▶ Stated goal: Keep only the lines of the data below that contain "this", and copy them.

▶ Entries:
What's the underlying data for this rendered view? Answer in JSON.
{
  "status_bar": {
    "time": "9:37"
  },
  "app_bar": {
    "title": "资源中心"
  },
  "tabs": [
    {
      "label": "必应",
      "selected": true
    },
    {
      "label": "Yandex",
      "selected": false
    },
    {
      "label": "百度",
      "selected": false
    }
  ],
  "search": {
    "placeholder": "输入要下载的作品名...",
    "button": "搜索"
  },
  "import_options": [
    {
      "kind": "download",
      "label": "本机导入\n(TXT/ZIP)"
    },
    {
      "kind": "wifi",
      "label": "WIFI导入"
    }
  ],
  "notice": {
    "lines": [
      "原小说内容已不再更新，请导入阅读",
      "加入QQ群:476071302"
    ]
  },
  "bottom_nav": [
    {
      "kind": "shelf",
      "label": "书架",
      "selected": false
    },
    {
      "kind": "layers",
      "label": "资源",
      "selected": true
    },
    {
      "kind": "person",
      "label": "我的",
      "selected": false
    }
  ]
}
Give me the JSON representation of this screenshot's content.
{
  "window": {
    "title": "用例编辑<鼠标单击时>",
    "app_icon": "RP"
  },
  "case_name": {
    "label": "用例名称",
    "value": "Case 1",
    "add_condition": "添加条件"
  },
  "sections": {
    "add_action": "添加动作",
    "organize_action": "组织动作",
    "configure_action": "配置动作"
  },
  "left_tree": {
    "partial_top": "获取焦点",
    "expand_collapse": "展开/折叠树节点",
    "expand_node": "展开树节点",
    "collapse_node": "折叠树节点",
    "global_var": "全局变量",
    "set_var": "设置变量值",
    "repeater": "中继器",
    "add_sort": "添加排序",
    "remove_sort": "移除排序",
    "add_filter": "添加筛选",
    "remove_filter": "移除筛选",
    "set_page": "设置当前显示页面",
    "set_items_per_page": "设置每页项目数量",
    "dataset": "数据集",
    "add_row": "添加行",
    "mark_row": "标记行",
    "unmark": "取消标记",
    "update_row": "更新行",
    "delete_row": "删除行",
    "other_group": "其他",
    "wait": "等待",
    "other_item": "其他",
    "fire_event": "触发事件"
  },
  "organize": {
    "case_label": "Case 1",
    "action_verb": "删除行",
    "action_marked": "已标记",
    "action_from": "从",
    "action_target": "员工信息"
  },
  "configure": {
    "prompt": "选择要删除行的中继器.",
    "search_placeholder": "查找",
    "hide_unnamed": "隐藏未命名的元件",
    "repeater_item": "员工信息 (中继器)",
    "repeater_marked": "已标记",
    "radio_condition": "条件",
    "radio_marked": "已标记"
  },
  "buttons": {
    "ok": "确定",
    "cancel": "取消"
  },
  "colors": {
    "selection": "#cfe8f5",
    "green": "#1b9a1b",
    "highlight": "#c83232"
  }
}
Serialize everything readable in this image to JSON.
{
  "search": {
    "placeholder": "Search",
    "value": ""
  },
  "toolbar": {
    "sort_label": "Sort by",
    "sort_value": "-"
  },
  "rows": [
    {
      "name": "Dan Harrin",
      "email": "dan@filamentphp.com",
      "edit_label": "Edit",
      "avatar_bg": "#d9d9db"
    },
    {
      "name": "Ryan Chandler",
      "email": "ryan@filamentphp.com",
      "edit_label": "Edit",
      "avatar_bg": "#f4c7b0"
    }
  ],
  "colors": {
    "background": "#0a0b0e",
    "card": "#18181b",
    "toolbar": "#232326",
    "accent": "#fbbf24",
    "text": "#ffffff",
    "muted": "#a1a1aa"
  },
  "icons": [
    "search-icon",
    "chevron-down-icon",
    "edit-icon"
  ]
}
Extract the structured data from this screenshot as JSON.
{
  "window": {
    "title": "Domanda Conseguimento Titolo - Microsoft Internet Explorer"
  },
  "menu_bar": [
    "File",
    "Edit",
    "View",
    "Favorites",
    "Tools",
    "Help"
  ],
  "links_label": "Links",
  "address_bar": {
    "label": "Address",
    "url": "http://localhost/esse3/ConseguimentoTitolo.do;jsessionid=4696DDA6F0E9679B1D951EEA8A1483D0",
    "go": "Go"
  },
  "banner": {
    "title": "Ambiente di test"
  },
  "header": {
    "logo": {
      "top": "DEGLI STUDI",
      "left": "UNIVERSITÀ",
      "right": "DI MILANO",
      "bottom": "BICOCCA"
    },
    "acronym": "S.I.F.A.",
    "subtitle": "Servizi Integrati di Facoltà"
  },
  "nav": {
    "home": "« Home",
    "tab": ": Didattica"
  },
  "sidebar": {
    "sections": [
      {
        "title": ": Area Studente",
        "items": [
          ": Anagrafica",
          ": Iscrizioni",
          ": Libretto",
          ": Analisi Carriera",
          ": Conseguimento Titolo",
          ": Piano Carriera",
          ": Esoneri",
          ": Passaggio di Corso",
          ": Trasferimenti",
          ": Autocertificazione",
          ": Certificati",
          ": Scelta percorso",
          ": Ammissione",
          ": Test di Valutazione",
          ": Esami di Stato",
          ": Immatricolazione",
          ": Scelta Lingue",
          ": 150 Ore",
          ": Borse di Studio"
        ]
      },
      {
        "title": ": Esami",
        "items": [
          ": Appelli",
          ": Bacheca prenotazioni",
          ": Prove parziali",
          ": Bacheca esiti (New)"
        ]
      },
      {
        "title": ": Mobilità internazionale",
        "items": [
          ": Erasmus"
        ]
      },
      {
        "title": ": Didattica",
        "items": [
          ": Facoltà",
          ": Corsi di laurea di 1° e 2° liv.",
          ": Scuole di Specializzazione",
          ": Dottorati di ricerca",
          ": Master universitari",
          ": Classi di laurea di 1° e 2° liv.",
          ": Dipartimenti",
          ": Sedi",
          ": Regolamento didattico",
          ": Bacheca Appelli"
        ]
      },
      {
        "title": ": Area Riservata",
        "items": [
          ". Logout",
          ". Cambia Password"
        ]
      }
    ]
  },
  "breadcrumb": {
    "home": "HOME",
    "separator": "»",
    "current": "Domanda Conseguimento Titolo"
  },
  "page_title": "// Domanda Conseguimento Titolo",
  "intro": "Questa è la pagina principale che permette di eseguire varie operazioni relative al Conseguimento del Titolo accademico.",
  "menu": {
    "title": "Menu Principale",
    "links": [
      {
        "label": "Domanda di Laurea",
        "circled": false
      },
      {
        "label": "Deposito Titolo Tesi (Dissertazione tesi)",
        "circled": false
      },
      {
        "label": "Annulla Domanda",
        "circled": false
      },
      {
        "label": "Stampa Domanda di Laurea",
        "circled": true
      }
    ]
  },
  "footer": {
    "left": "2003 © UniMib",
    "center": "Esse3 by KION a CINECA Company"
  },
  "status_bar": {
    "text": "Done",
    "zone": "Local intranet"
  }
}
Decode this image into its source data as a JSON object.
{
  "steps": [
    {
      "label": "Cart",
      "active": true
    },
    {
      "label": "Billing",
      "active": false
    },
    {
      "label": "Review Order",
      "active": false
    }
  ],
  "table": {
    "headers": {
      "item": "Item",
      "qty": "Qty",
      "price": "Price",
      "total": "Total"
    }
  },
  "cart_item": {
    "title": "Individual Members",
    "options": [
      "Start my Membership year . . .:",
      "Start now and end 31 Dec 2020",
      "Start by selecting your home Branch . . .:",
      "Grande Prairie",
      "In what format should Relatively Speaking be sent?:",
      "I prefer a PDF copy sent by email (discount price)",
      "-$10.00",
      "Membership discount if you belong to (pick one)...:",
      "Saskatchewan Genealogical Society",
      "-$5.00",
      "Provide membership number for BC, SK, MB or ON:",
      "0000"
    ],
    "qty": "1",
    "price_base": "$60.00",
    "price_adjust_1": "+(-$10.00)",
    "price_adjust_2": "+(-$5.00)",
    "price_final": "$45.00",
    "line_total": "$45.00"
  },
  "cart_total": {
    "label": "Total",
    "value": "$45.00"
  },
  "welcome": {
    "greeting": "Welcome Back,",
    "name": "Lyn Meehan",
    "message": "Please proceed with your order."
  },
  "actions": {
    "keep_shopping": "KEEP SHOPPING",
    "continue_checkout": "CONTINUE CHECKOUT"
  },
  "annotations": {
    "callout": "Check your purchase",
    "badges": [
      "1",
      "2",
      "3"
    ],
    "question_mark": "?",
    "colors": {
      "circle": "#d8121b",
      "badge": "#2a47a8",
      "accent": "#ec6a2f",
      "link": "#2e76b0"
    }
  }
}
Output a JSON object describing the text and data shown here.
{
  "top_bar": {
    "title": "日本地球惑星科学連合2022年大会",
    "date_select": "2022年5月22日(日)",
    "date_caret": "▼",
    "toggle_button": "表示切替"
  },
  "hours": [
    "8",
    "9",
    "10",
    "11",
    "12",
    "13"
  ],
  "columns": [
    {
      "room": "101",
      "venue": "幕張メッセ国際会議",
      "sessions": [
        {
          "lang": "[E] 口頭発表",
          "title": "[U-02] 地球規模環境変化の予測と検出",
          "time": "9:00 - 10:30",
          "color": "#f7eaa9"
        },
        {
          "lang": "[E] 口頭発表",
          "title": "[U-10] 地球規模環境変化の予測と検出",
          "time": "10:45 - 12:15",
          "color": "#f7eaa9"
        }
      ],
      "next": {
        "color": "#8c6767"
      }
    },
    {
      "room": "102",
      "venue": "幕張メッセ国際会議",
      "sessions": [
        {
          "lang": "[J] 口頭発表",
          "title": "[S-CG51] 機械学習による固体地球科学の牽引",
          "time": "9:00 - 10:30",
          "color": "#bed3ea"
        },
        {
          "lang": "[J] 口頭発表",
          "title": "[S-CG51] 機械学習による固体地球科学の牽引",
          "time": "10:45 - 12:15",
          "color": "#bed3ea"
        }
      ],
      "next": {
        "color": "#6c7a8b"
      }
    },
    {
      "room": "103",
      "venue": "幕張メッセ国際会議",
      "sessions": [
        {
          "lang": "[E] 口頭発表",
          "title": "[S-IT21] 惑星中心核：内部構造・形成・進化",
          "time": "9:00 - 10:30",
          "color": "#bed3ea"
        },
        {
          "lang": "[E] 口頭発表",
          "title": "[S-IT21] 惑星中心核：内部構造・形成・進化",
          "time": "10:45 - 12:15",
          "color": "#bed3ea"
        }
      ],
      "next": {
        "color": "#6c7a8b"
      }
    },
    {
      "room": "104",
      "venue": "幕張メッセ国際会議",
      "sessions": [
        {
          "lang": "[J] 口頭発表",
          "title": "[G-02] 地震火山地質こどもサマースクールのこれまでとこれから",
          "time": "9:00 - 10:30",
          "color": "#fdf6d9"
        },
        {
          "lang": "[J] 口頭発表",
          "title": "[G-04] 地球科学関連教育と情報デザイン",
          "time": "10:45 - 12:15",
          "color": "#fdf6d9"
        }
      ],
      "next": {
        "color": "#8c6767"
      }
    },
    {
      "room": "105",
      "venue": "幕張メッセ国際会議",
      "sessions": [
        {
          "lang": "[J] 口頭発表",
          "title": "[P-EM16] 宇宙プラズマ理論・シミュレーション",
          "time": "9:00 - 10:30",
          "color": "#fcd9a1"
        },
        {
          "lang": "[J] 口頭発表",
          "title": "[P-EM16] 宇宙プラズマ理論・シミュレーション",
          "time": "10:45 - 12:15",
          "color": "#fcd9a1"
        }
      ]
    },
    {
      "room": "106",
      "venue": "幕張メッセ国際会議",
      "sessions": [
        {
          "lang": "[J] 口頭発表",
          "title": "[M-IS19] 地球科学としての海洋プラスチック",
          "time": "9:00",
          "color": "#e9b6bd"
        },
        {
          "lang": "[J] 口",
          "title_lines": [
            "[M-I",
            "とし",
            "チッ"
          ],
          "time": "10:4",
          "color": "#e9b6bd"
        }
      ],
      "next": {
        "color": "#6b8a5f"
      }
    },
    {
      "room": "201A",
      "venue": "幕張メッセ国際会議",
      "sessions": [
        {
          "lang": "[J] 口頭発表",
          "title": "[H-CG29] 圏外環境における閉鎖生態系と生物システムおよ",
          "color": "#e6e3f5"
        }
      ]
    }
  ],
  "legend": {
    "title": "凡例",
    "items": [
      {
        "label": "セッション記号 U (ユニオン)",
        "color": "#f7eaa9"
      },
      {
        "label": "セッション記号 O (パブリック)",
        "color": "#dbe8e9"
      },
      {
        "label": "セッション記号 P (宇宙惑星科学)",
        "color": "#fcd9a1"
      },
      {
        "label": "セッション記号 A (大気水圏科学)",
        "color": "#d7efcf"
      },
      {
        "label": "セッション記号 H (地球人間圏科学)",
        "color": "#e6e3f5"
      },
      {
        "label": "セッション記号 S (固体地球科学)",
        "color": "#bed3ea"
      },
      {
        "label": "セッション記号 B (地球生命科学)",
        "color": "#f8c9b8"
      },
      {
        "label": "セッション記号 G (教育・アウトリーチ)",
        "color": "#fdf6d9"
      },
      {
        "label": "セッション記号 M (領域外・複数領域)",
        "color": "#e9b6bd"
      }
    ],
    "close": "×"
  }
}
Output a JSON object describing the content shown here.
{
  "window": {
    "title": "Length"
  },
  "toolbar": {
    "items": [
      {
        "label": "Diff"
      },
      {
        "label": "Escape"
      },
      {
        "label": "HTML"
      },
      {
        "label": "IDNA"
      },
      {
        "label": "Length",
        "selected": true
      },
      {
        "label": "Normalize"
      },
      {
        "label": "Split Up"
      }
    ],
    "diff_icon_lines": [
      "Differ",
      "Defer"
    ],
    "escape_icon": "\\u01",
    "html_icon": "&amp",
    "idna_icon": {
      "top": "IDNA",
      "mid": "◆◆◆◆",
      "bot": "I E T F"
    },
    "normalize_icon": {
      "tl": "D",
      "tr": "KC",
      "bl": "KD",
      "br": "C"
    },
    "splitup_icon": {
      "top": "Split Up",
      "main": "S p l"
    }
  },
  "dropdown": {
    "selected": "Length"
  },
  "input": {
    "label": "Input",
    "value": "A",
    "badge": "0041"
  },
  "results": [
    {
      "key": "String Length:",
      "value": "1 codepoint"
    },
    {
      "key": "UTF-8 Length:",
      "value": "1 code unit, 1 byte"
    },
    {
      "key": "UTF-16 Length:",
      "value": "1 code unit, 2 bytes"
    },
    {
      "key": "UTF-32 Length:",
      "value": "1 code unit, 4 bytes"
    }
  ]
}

▶ Answer to the task:
What's the underlying data for this rendered view? Answer in JSON.
Give me the JSON representation of this screenshot's content.
Serialize everything readable in this image to JSON.
Extract the structured data from this screenshot as JSON.
Decode this image into its source data as a JSON object.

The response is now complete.